## AIM
Which lines in the data contain the string "interactable"? List every such line in full, treating uppercase and lowercase as different.
* Start *
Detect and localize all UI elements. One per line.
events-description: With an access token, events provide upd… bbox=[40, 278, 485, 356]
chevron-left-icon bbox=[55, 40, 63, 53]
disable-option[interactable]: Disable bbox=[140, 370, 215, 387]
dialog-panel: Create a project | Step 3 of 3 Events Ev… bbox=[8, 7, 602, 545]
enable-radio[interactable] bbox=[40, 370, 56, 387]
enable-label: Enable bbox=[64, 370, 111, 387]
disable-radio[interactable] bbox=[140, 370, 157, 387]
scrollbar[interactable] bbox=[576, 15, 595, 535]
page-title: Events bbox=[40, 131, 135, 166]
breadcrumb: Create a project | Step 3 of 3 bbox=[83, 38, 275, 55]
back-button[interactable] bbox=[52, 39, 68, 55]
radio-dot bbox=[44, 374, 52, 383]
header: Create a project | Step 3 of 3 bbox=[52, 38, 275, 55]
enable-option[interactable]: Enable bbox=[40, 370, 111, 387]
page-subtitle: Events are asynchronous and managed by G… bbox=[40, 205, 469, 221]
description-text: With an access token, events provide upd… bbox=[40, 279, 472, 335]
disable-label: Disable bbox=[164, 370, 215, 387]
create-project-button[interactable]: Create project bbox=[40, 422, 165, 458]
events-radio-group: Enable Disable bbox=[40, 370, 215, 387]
* End *
## WORKED SOLUTION
disable-option[interactable]: Disable bbox=[140, 370, 215, 387]
enable-radio[interactable] bbox=[40, 370, 56, 387]
disable-radio[interactable] bbox=[140, 370, 157, 387]
scrollbar[interactable] bbox=[576, 15, 595, 535]
back-button[interactable] bbox=[52, 39, 68, 55]
enable-option[interactable]: Enable bbox=[40, 370, 111, 387]
create-project-button[interactable]: Create project bbox=[40, 422, 165, 458]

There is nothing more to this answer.